[TEXT SHOWN]

----

Chashme Buddoor () is a 1981 Indian romantic comedy-buddy film directed by Sai Paranjape and produced by Gul Anand and his sister Jayshree Anand–Makhija. The film stars Farooq Sheikh, Deepti Naval, Rakesh Bedi, Ravi Baswani and Leela Mishra in lead roles. The story revolves around three close friends who fall in love with a girl named Neha. Two of the friends fail to woo her and decide to seek revenge after discovering that their third roommate is dating the girl. The remake version directed by David Dhawan and the original digitally restored film were both released on 5 April 2013. The lyrics written by Indu Jain were composed by Raj Kamal and sung by Yesudas and Hemanti Shukla.

Plot 

Siddharth Parashar (Farooq Sheikh), Omi Sharma (Rakesh Bedi) and Jomo Lakhanpal (Ravi Baswani) are close friends and roommates who are studying at Delhi University. Siddharth has completed M.A. in Economics and is preparing for PhD. While Siddharth is a studious boy who loves to spend most of his time with books, his friends Omi and Jomo are mostly busy chasing girls. The only thing common among the three of them is smoking. They Used to buy cigarettes from local paan shop owned by Lallanmiyan (Saeed Jaffrey).One day, Omi and Jomo spot a girl named Neha Rajan (Deepti Naval) from their balcony and try to impress her one by one by their tricks. However, both of them give up after experiencing shameful events. After some days, Neha visits their flat as the salesgirl of Chamko washing powder. Omi and Jomo quickly hide as soon as they spot her from the peep hole. Siddharth meets Neha for the first time and soon a love story begins. Meanwhile, Siddharth gets a job in company where Neha's father is manager. He too gets impressed by Siddharth and sees a prospective son-in-law in him. However, when Omi and Jomo discover their relationship, they decide to plot something to end their relationship and also to seek revenge to the embarrassment inflicted upon them by the girl. Initially, they succeed in creating a false image of Neha's character and separating Siddharth and Neha, but later on repent when they realise that Siddharth's love for Neha is genuine and he has started losing his interest in work and study and is most likely to end his life as well. Neha is clueless about abrupt change in Siddharth's behaviour. Finally, Omi and Jomo decide to reunite both the lovers. As a spate of kidnapping (especially of young girls) has started in Delhi, Omi and Jomo plan a fake kidnapping of Neha along with her grandmother (Leela Mishra) where Siddharth will rescue her. Unfortunately, she is kidnapped by the real gang and the duo is left in the lurch. Siddharth fights with real kidnappers and police arrive at the scene with Lallanmiyan to arrest the gang. The later part of the story revolves on how they clear the confusion that she has been going through and how she was kidnapped by real thugs and finally rescued.

----

[WRITTEN REQUEST A]
Summarize the Chashme Buddoor text in two sentences.
[WRITTEN REQUEST B]
Repeat the Chashme Buddoor text from "Chashme Buddoor ()" up to and including "and Hemanti Shukla.".

[Image region annotations]
----

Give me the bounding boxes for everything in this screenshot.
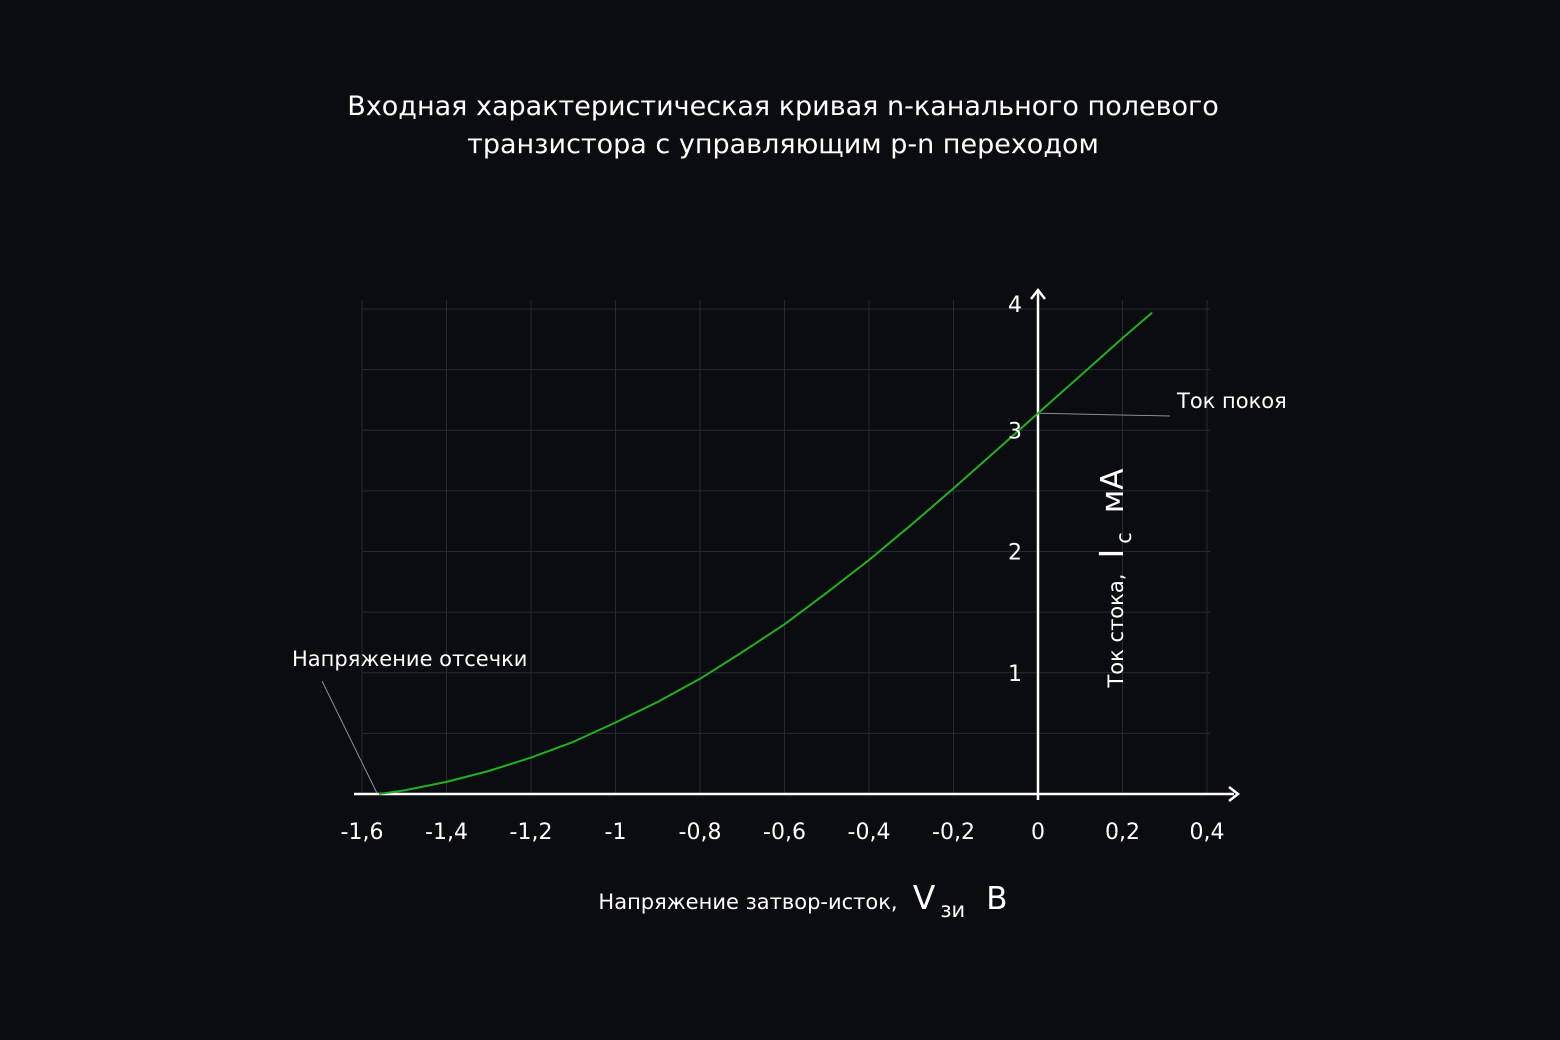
y-axis-arrow (1030, 287, 1046, 300)
y-tick-label: 3 (1008, 419, 1022, 444)
annotations: Напряжение отсечки Ток покоя (292, 389, 1287, 671)
x-tick-labels: -1,6 -1,4 -1,2 -1 -0,8 -0,6 -0,4 -0,2 0 0,2 0,4 (341, 820, 1225, 845)
y-axis-label-subscript: с (1112, 532, 1136, 544)
y-tick-label: 1 (1008, 662, 1022, 687)
y-tick-label: 4 (1008, 293, 1022, 318)
x-tick-label: -1,2 (510, 820, 553, 845)
cutoff-leader-line (321, 680, 378, 794)
chart-title-line-2: транзистора с управляющим p-n переходом (467, 129, 1099, 160)
quiescent-leader-line (1039, 412, 1171, 417)
x-axis-label-subscript: зи (940, 898, 965, 922)
x-tick-label: 0,2 (1105, 820, 1140, 845)
y-axis-label-unit: мА (1095, 468, 1131, 513)
y-tick-labels: 1 2 3 4 (1008, 293, 1022, 687)
x-axis-label-prefix: Напряжение затвор-исток, (598, 890, 897, 914)
annotation-quiescent-current: Ток покоя (1176, 389, 1287, 413)
annotation-cutoff-voltage: Напряжение отсечки (292, 647, 527, 671)
x-tick-label: -1 (605, 820, 627, 845)
y-axis-label-prefix: Ток стока, (1104, 574, 1128, 689)
chart-title-line-1: Входная характеристическая кривая n-кана… (347, 91, 1219, 122)
curve (378, 311, 1153, 795)
x-axis-label-symbol: V (913, 878, 936, 917)
chart-title: Входная характеристическая кривая n-кана… (0, 88, 1560, 164)
annotation-leaders (321, 412, 1171, 794)
grid (361, 300, 1210, 794)
y-tick-label: 2 (1008, 541, 1022, 566)
y-axis-label: Ток стока, I с мА (1092, 468, 1136, 688)
x-tick-label: 0,4 (1190, 820, 1225, 845)
x-tick-label: -0,6 (763, 820, 806, 845)
x-tick-label: -0,8 (679, 820, 722, 845)
x-tick-label: -0,2 (932, 820, 975, 845)
axes (354, 287, 1241, 802)
x-tick-label: -1,4 (425, 820, 468, 845)
series-line (378, 311, 1153, 795)
y-axis-label-symbol: I (1092, 549, 1131, 559)
x-axis-label: Напряжение затвор-исток, V зи В (598, 878, 1007, 922)
x-tick-label: -0,4 (848, 820, 891, 845)
x-tick-label: -1,6 (341, 820, 384, 845)
x-axis-label-unit: В (986, 881, 1007, 917)
x-tick-label: 0 (1031, 820, 1045, 845)
x-axis-arrow (1228, 786, 1241, 802)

----

[TASK RESPONSE A]
Chashme Buddoor is a 1981 Indian romantic comedy-buddy film directed by Sai Paranjape, starring Farooq Sheikh, Deepti Naval, Rakesh Bedi, Ravi Baswani and Leela Mishra. It follows three roommates at Delhi University: Omi and Jomo fail to win over Neha, plot revenge when they find that Siddharth is dating her, and later stage a fake kidnapping to reunite the pair, only for Neha to be taken by a real gang that Siddharth fights off before police arrest them.

[TASK RESPONSE B]
Chashme Buddoor () is a 1981 Indian romantic comedy-buddy film directed by Sai Paranjape and produced by Gul Anand and his sister Jayshree Anand–Makhija. The film stars Farooq Sheikh, Deepti Naval, Rakesh Bedi, Ravi Baswani and Leela Mishra in lead roles. The story revolves around three close friends who fall in love with a girl named Neha. Two of the friends fail to woo her and decide to seek revenge after discovering that their third roommate is dating the girl. The remake version directed by David Dhawan and the original digitally restored film were both released on 5 April 2013. The lyrics written by Indu Jain were composed by Raj Kamal and sung by Yesudas and Hemanti Shukla.